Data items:
^^^^

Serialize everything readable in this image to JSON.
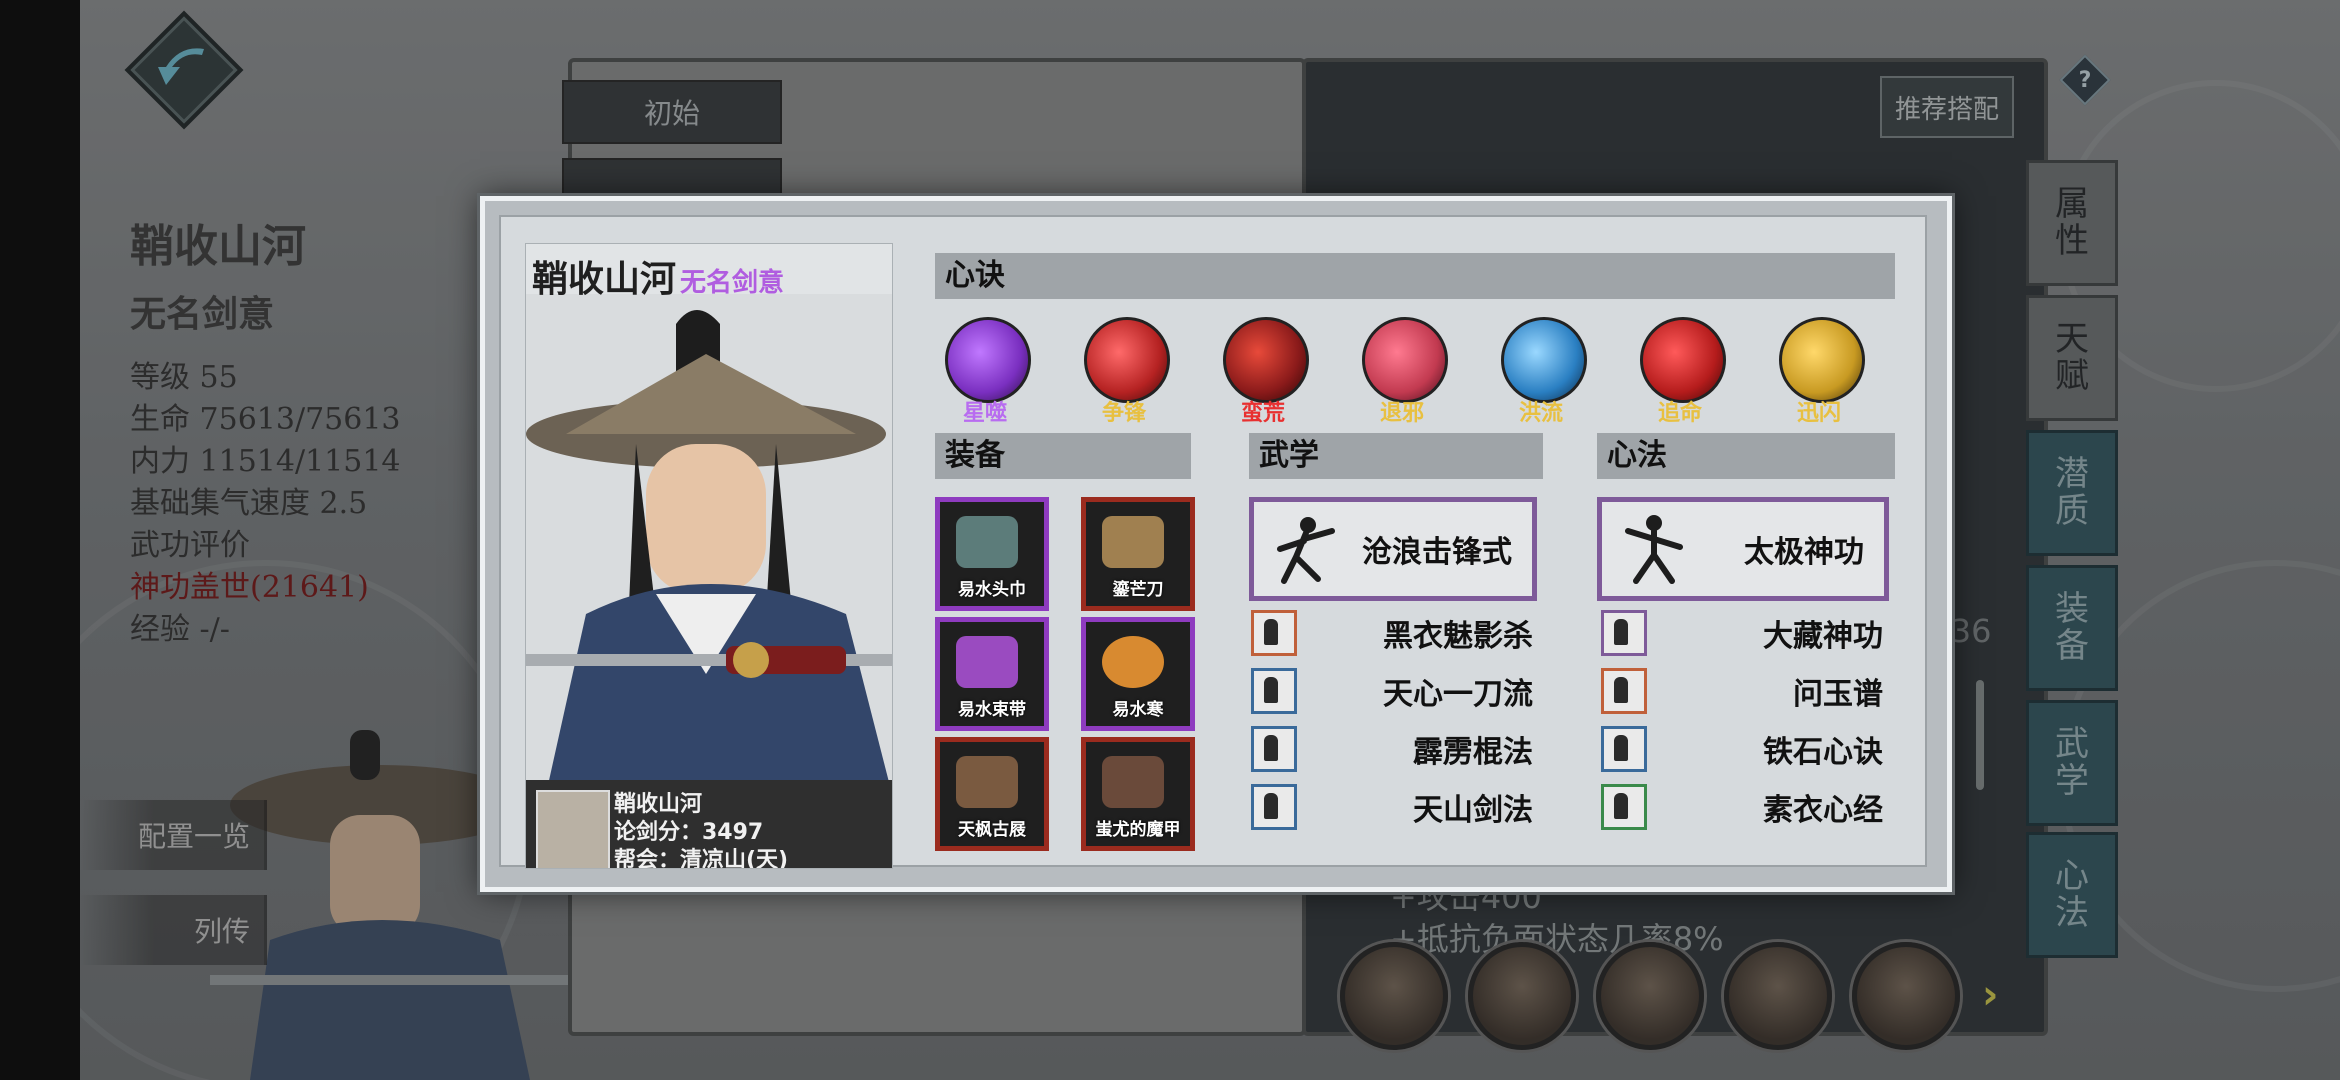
{
  "background": {
    "character": {
      "name": "鞘收山河",
      "title": "无名剑意",
      "stats": [
        {
          "text": "等级 55",
          "color": "#2e2e2e"
        },
        {
          "text": "生命 75613/75613",
          "color": "#2e2e2e"
        },
        {
          "text": "内力 11514/11514",
          "color": "#2e2e2e"
        },
        {
          "text": "基础集气速度 2.5",
          "color": "#2e2e2e"
        },
        {
          "text": "武功评价",
          "color": "#2e2e2e"
        },
        {
          "text": "神功盖世(21641)",
          "color": "#7a1212"
        },
        {
          "text": "经验 -/-",
          "color": "#2e2e2e"
        }
      ]
    },
    "side_buttons": {
      "config": "配置一览",
      "biography": "列传"
    },
    "book": {
      "tab_initial": "初始",
      "recommend_button": "推荐搭配",
      "bonus_lines": [
        "+攻击400",
        "+抵抗负面状态几率8%"
      ],
      "page_counter": "/36"
    },
    "right_tabs": [
      {
        "label": "属\n性"
      },
      {
        "label": "天\n赋"
      },
      {
        "label": "潜\n质"
      },
      {
        "label": "装\n备"
      },
      {
        "label": "武\n学"
      },
      {
        "label": "心\n法"
      }
    ],
    "help_icon_text": "?",
    "next_arrow": "›"
  },
  "dialog": {
    "card": {
      "name": "鞘收山河",
      "title": "无名剑意",
      "info_name": "鞘收山河",
      "info_score": "论剑分：3497",
      "info_guild": "帮会：清凉山(天)"
    },
    "sections": {
      "xinjue": "心诀",
      "equipment": "装备",
      "martial": "武学",
      "mental": "心法"
    },
    "xinjue_skills": [
      {
        "label": "星噬",
        "label_color": "#b86cf0",
        "color": "#7a2fc0"
      },
      {
        "label": "争锋",
        "label_color": "#e8c040",
        "color": "#b52222"
      },
      {
        "label": "蛮荒",
        "label_color": "#e83030",
        "color": "#8a1a1a"
      },
      {
        "label": "退邪",
        "label_color": "#e8c040",
        "color": "#c23a50"
      },
      {
        "label": "洪流",
        "label_color": "#e8c040",
        "color": "#2a7fc2"
      },
      {
        "label": "追命",
        "label_color": "#e8c040",
        "color": "#b51c1c"
      },
      {
        "label": "迅闪",
        "label_color": "#e8c040",
        "color": "#c89a22"
      }
    ],
    "equipment": [
      {
        "label": "易水头巾",
        "rarity": "purple",
        "art_color": "#5c7c7a"
      },
      {
        "label": "鎏芒刀",
        "rarity": "red",
        "art_color": "#a08050"
      },
      {
        "label": "易水束带",
        "rarity": "purple",
        "art_color": "#9a4bc0"
      },
      {
        "label": "易水寒",
        "rarity": "purple",
        "art_color": "#d88a30"
      },
      {
        "label": "天枫古屐",
        "rarity": "red",
        "art_color": "#7a5a40"
      },
      {
        "label": "蚩尤的魔甲",
        "rarity": "red",
        "art_color": "#6a4a3a"
      }
    ],
    "martial_main": "沧浪击锋式",
    "martial_list": [
      {
        "label": "黑衣魅影杀",
        "border": "#c0603a"
      },
      {
        "label": "天心一刀流",
        "border": "#3a6a9a"
      },
      {
        "label": "霹雳棍法",
        "border": "#3a6a9a"
      },
      {
        "label": "天山剑法",
        "border": "#3a6a9a"
      }
    ],
    "mental_main": "太极神功",
    "mental_list": [
      {
        "label": "大藏神功",
        "border": "#7e5a99"
      },
      {
        "label": "问玉谱",
        "border": "#c0603a"
      },
      {
        "label": "铁石心诀",
        "border": "#3a6a9a"
      },
      {
        "label": "素衣心经",
        "border": "#3a8a4a"
      }
    ]
  }
}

^^^^

What the task asks:
Your task is to copy the entries in full and exactly, without any images.

Result below:
Serialize everything readable in this image to JSON.
{
  "background": {
    "character": {
      "name": "鞘收山河",
      "title": "无名剑意",
      "stats": [
        {
          "text": "等级 55",
          "color": "#2e2e2e"
        },
        {
          "text": "生命 75613/75613",
          "color": "#2e2e2e"
        },
        {
          "text": "内力 11514/11514",
          "color": "#2e2e2e"
        },
        {
          "text": "基础集气速度 2.5",
          "color": "#2e2e2e"
        },
        {
          "text": "武功评价",
          "color": "#2e2e2e"
        },
        {
          "text": "神功盖世(21641)",
          "color": "#7a1212"
        },
        {
          "text": "经验 -/-",
          "color": "#2e2e2e"
        }
      ]
    },
    "side_buttons": {
      "config": "配置一览",
      "biography": "列传"
    },
    "book": {
      "tab_initial": "初始",
      "recommend_button": "推荐搭配",
      "bonus_lines": [
        "+攻击400",
        "+抵抗负面状态几率8%"
      ],
      "page_counter": "/36"
    },
    "right_tabs": [
      {
        "label": "属\n性"
      },
      {
        "label": "天\n赋"
      },
      {
        "label": "潜\n质"
      },
      {
        "label": "装\n备"
      },
      {
        "label": "武\n学"
      },
      {
        "label": "心\n法"
      }
    ],
    "help_icon_text": "?",
    "next_arrow": "›"
  },
  "dialog": {
    "card": {
      "name": "鞘收山河",
      "title": "无名剑意",
      "info_name": "鞘收山河",
      "info_score": "论剑分：3497",
      "info_guild": "帮会：清凉山(天)"
    },
    "sections": {
      "xinjue": "心诀",
      "equipment": "装备",
      "martial": "武学",
      "mental": "心法"
    },
    "xinjue_skills": [
      {
        "label": "星噬",
        "label_color": "#b86cf0",
        "color": "#7a2fc0"
      },
      {
        "label": "争锋",
        "label_color": "#e8c040",
        "color": "#b52222"
      },
      {
        "label": "蛮荒",
        "label_color": "#e83030",
        "color": "#8a1a1a"
      },
      {
        "label": "退邪",
        "label_color": "#e8c040",
        "color": "#c23a50"
      },
      {
        "label": "洪流",
        "label_color": "#e8c040",
        "color": "#2a7fc2"
      },
      {
        "label": "追命",
        "label_color": "#e8c040",
        "color": "#b51c1c"
      },
      {
        "label": "迅闪",
        "label_color": "#e8c040",
        "color": "#c89a22"
      }
    ],
    "equipment": [
      {
        "label": "易水头巾",
        "rarity": "purple",
        "art_color": "#5c7c7a"
      },
      {
        "label": "鎏芒刀",
        "rarity": "red",
        "art_color": "#a08050"
      },
      {
        "label": "易水束带",
        "rarity": "purple",
        "art_color": "#9a4bc0"
      },
      {
        "label": "易水寒",
        "rarity": "purple",
        "art_color": "#d88a30"
      },
      {
        "label": "天枫古屐",
        "rarity": "red",
        "art_color": "#7a5a40"
      },
      {
        "label": "蚩尤的魔甲",
        "rarity": "red",
        "art_color": "#6a4a3a"
      }
    ],
    "martial_main": "沧浪击锋式",
    "martial_list": [
      {
        "label": "黑衣魅影杀",
        "border": "#c0603a"
      },
      {
        "label": "天心一刀流",
        "border": "#3a6a9a"
      },
      {
        "label": "霹雳棍法",
        "border": "#3a6a9a"
      },
      {
        "label": "天山剑法",
        "border": "#3a6a9a"
      }
    ],
    "mental_main": "太极神功",
    "mental_list": [
      {
        "label": "大藏神功",
        "border": "#7e5a99"
      },
      {
        "label": "问玉谱",
        "border": "#c0603a"
      },
      {
        "label": "铁石心诀",
        "border": "#3a6a9a"
      },
      {
        "label": "素衣心经",
        "border": "#3a8a4a"
      }
    ]
  }
}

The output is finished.